ACTION ITEM A:
In the essay on China and the coronavirus, how many Mongols were killed throughout the Inner Mongolia Autonomous Region, according to government-approved figures alone?
ACTION ITEM B:
Can you condense the essay on China and the coronavirus, from "When I was a child, I lived on the grasslands of Mongolia" through "even the skins could be turned into money," into a short bulleted list that keeps the main facts?
ACTION ITEM C:
Why, according to the essay on China and the coronavirus, are there rumors that the virus may be a biological weapon?
Segment Start: PROVIDED PASSAGE
In the case of the new pneumonia caused by the current coronavirus, the origin of the pathogen has not yet been completely identified, but medical personnel have pointed out that it may be bats, which people in Hubei Province and elsewhere dearly love.
There is also footage of Chinese people routinely eating masked palm civets, bats, and the like, accelerating the spread of the image of “yellow people who eat strange animals.”
In Chinese characters, bat is written as 蝙蝠, and it is homophonous with “遍福,” that is, “blessings everywhere.”
The masked palm civet is written as “果狸,” and is interpreted as “過利,” meaning “bringing excessive profit.”
Such folk ideas unique to Chinese civilization are incompatible with Western modern civilization, which is characterized by a scientific and rational spirit.
They have become material for criticism as premodern and contrary to progress.
A Society Where the Truth of the Matter Is Not Known
What further creates distrust toward a society in which premodern customs have taken root is surely the dictatorial regime.
There is even a theory that the coronavirus may be a kind of biological weapon.
One cause of such rumors is the lack of transparency surrounding research in China.
The year before last, a Chinese researcher announced that twins had been born from fertilized eggs whose genomes had been edited, drawing criticism.
The fact that a national biological research institute exists near the seafood market regarded as the source of the coronavirus also seems to have stirred suspicion and paranoia.
Unlike democratic countries that actively disclose information, in China, a dictatorship, the truth of the matter will absolutely never come to light.
What caused the infection to spread?
What part of Chinese civilization is premodern?
Because such ordinary discussions are not permitted, the image of the “bizarre yellow race” is being amplified.
The selfish behavior of Chinese people after the outbreak of a serious crisis such as a new infectious disease has also drawn public disapproval.
The outrageous panic-buying of masks is one example.
When I was a child, I lived on the grasslands of Mongolia.
In 1964, the Yellow River flooded south of the Great Wall in China Proper, and countless Chinese refugees flowed into Inner Mongolia.
Those who came near our home captured and ate grassland rats one after another.
After putting the rat meat into their stomachs, they stretched the skins over tree branches and dried them.
What dexterous people they were; as a child, I was astonished to witness the scene of them skinning such tiny rats.
It was said that even the skins could be turned into money.
Contrary to Xi’s Promise
However, the reaction of the elderly Mongols was different.
They warned that eating rats would cause disease.
Before long, some of them began dying one after another.
It was because they had contracted the plague.
The Chinese, having contracted the plague and become even poorer, began to lay hands on Mongolian livestock.
Seeing their livestock decrease as one animal after another was stolen, the pastoral Mongols were at a loss.
That was not all.
When the Cultural Revolution was launched in 1966, the Chinese suddenly changed and began systematically killing Mongols and plundering their property.
Even according to government-approved figures alone, the number of Mongols killed throughout the Inner Mongolia Autonomous Region reached 27,900.
When the Chinese fled with nothing but the clothes on their backs, the Mongols welcomed them warmly.
And yet, kindness was repaid with enmity.
“China does not interfere in the internal affairs of other countries, nor does it export poverty.”
When Xi Jinping assumed the post of state president, he boasted in this way.
The facts are rather the exact opposite.
By promoting the Belt and Road policy and creating numerous debtor countries, is that not splendid interference in internal affairs?
With both information and response falling behind, China has caused the global spread of the new pneumonia, just as it did with SARS, and yet it does not even try to take responsibility.
It is the countries of the world that are being troubled by the reemergence of the Yellow Peril theory.
China must make efforts to dispel it.
Segment End: PROVIDED PASSAGE
Segment Start: RECORDS PROVIDED
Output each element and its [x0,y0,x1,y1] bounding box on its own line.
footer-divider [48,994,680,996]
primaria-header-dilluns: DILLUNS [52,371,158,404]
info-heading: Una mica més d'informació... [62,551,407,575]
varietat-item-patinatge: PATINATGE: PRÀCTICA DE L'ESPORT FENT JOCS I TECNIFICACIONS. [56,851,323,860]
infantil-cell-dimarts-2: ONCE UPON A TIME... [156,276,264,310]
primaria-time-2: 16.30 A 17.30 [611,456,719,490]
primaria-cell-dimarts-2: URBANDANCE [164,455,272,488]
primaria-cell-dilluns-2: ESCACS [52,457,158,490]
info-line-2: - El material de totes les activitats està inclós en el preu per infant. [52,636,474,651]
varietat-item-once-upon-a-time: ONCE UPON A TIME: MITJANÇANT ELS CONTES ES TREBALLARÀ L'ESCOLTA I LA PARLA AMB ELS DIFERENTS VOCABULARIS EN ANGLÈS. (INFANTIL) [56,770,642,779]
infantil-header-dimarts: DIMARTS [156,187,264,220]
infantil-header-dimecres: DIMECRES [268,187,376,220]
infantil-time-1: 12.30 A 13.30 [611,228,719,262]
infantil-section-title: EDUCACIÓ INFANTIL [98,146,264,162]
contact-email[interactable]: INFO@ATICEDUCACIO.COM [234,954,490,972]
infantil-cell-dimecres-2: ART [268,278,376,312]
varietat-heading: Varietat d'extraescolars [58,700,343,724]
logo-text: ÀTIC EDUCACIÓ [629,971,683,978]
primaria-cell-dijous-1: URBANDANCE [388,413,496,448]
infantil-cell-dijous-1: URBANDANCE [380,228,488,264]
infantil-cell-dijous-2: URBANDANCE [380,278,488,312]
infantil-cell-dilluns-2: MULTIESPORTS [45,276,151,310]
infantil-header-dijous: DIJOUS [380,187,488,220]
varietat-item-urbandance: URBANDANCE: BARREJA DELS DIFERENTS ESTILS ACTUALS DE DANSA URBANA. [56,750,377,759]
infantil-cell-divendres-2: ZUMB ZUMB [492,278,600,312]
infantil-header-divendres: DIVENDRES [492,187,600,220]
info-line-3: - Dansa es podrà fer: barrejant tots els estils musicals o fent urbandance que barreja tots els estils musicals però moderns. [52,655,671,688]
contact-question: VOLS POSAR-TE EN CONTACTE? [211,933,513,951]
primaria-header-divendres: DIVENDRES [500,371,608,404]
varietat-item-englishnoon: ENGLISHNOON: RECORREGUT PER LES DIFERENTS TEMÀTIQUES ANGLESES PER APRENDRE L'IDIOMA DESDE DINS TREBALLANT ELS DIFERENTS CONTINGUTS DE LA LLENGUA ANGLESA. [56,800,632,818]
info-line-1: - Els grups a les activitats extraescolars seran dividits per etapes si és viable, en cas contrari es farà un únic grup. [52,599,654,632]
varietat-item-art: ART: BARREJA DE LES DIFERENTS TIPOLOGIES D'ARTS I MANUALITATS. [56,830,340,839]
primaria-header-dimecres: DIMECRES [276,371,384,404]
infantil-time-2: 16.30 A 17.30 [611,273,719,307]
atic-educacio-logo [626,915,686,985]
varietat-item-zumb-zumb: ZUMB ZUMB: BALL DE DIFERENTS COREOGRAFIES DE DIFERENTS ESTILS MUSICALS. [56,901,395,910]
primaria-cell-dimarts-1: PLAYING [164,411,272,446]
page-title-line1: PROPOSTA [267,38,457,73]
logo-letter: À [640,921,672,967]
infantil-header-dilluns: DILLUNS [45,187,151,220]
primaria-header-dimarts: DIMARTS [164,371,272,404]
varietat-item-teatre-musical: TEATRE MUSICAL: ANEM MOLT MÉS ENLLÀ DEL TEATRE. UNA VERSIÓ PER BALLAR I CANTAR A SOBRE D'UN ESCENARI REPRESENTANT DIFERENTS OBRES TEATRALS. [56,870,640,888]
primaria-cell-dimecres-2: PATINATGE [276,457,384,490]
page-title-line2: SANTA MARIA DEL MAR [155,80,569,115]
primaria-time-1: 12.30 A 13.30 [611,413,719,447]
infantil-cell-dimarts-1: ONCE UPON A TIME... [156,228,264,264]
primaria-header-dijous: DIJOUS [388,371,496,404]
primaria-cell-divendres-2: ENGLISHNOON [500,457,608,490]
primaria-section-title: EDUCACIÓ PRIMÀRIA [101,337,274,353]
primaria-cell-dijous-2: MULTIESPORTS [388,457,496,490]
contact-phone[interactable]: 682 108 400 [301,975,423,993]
Segment End: RECORDS PROVIDED
EXERCISE RESULT A:
27,900

EXERCISE RESULT B:
- The writer lived on the Mongolian grasslands as a child.
- In 1964, the Yellow River flooded south of the Great Wall, and countless Chinese refugees flowed into Inner Mongolia.
- Refugees near the writer's home caught and ate grassland rats, then stretched the skins over tree branches to dry.
- The writer was astonished at how skillfully they skinned such tiny rats.
- The skins were said to be worth money.

EXERCISE RESULT C:
The essay names the lack of transparency surrounding research in China as one cause. It points to a Chinese researcher's announcement of twins born from genome-edited fertilized eggs. It also notes that a national biological research institute lies near the seafood market regarded as the source, which seems to have stirred suspicion.